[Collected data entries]
-- begin --

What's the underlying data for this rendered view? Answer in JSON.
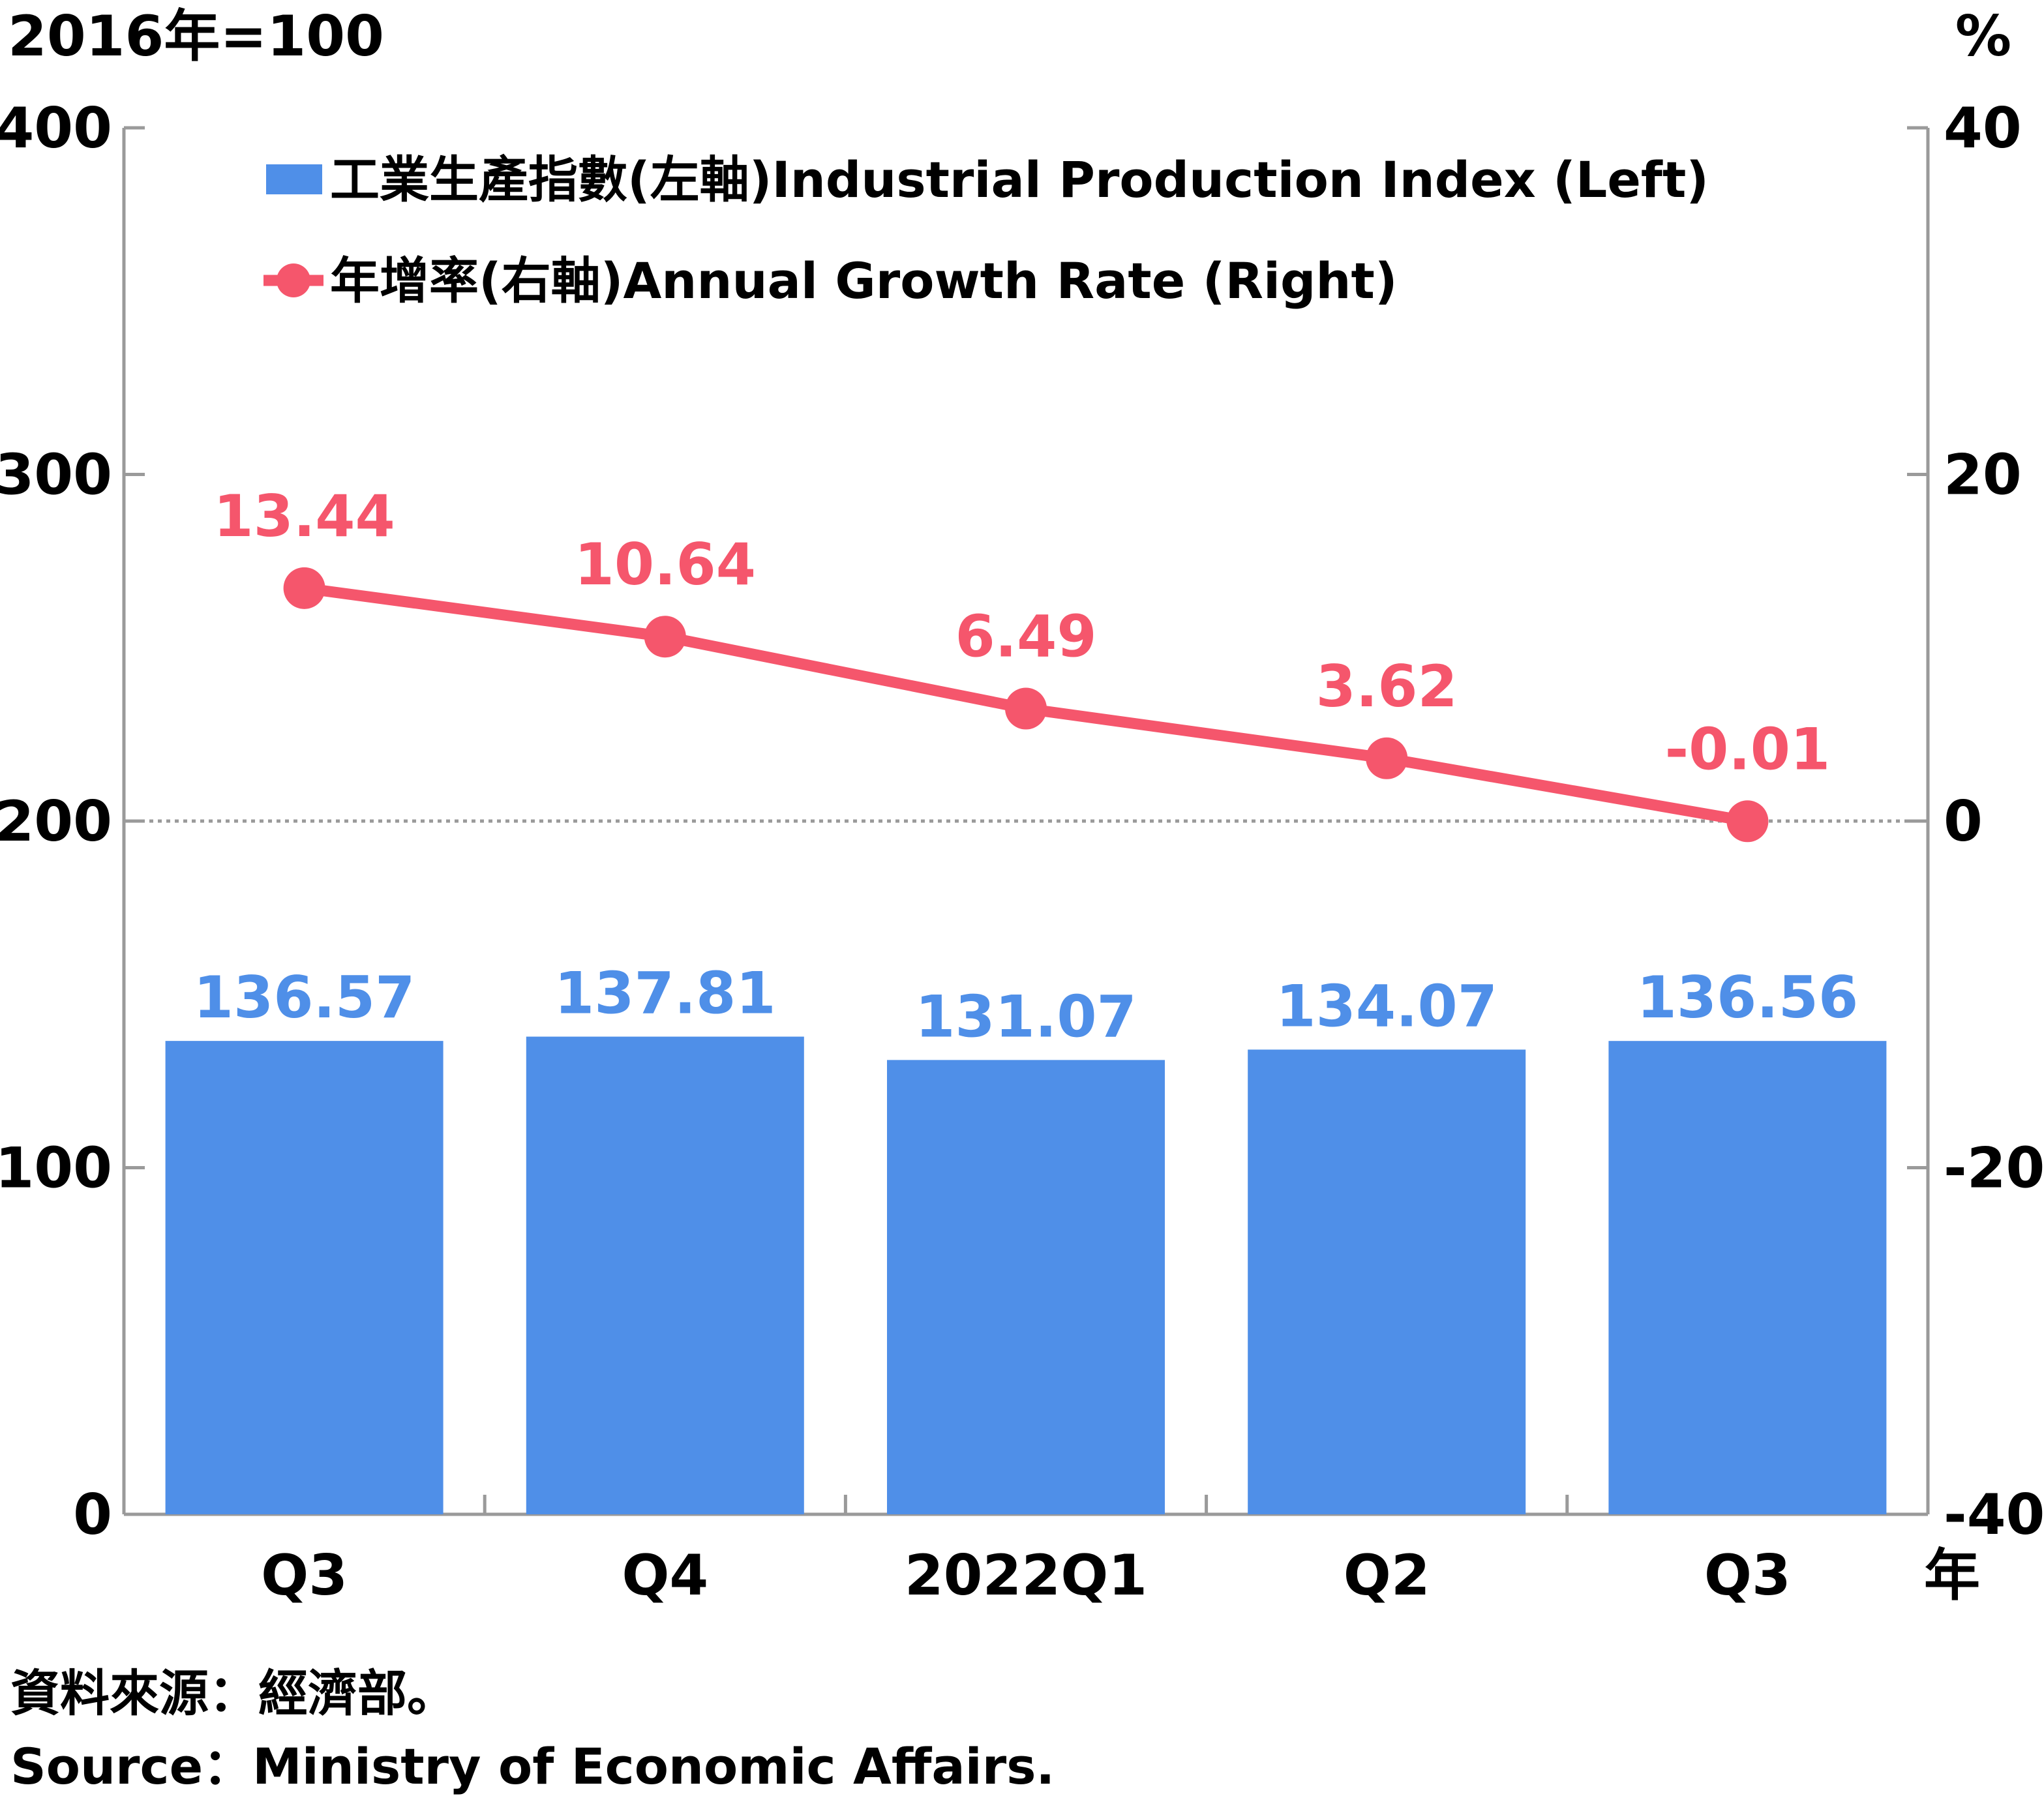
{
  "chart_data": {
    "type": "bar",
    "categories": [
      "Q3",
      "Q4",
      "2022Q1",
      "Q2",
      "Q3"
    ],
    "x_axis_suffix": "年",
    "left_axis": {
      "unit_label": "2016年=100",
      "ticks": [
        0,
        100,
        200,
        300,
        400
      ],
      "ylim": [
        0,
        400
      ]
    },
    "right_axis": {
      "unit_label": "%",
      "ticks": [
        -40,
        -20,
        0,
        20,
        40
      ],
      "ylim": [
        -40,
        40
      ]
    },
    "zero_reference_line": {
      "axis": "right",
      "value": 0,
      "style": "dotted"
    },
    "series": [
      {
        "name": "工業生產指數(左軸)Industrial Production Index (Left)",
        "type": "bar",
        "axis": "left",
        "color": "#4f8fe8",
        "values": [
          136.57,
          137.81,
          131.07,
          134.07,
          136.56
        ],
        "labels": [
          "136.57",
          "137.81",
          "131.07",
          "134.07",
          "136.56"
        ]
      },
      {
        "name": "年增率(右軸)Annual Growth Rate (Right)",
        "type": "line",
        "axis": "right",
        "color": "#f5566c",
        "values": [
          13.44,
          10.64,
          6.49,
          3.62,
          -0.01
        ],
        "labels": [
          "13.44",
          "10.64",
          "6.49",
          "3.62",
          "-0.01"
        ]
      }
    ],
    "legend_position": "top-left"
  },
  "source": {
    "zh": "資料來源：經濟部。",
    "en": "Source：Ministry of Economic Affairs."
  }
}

-- end --
-- begin --

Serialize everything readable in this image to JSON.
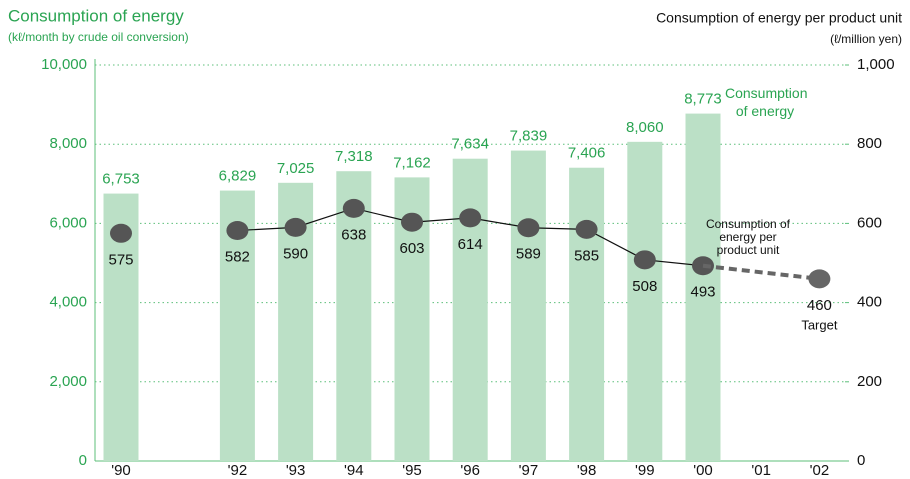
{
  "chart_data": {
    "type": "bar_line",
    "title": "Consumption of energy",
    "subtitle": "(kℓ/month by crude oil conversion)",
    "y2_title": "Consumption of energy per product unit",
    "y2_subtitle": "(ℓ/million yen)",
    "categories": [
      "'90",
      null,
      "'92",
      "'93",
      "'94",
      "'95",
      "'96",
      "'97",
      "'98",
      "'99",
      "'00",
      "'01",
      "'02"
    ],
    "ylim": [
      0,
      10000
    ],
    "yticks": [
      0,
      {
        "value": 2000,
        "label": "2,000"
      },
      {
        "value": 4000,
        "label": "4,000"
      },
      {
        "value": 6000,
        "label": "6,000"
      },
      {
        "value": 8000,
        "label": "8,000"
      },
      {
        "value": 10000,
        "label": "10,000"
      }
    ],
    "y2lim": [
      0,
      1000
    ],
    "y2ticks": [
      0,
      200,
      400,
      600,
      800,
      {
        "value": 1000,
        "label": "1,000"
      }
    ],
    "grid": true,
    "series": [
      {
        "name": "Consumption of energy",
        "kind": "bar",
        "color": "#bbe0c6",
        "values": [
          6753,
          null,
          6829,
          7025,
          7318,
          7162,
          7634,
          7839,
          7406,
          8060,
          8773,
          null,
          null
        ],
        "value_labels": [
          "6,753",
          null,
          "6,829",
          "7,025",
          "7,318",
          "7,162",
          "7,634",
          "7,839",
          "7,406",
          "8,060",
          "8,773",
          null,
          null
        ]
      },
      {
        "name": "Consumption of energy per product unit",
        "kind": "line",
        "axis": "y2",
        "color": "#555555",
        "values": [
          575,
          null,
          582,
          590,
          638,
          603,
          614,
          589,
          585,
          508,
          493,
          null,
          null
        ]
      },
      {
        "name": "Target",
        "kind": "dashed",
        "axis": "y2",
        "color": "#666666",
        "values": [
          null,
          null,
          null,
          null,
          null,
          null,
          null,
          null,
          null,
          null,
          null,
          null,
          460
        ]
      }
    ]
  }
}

-- end --
-- begin --

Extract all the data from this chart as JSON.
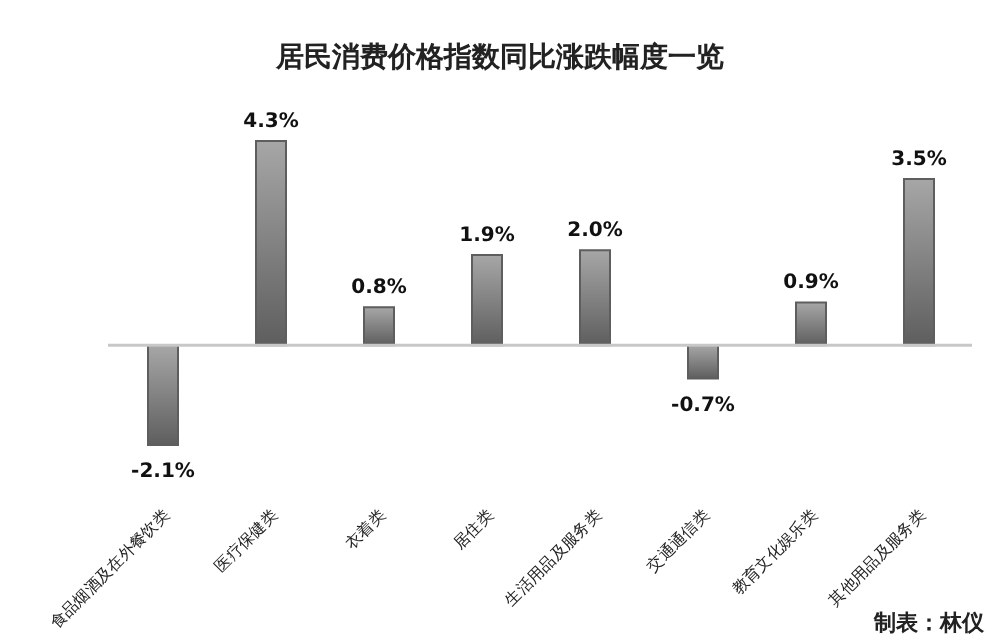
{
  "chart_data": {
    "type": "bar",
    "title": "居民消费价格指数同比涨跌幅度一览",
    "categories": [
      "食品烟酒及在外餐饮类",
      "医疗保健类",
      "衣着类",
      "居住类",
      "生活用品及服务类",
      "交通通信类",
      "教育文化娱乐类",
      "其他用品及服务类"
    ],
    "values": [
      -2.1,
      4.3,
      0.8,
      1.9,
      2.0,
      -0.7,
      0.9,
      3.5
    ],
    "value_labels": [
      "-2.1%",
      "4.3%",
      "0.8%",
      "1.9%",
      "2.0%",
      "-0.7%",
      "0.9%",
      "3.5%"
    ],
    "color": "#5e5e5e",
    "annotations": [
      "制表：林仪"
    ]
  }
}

-- end --

WHAT THE EXERCISE ASKS:
Among the lines of the data, identify those with the word "this". Copy each of them.

REPLY:
What's the underlying data for this rendered view? Answer in JSON.
Serialize everything readable in this image to JSON.
Extract all the data from this chart as JSON.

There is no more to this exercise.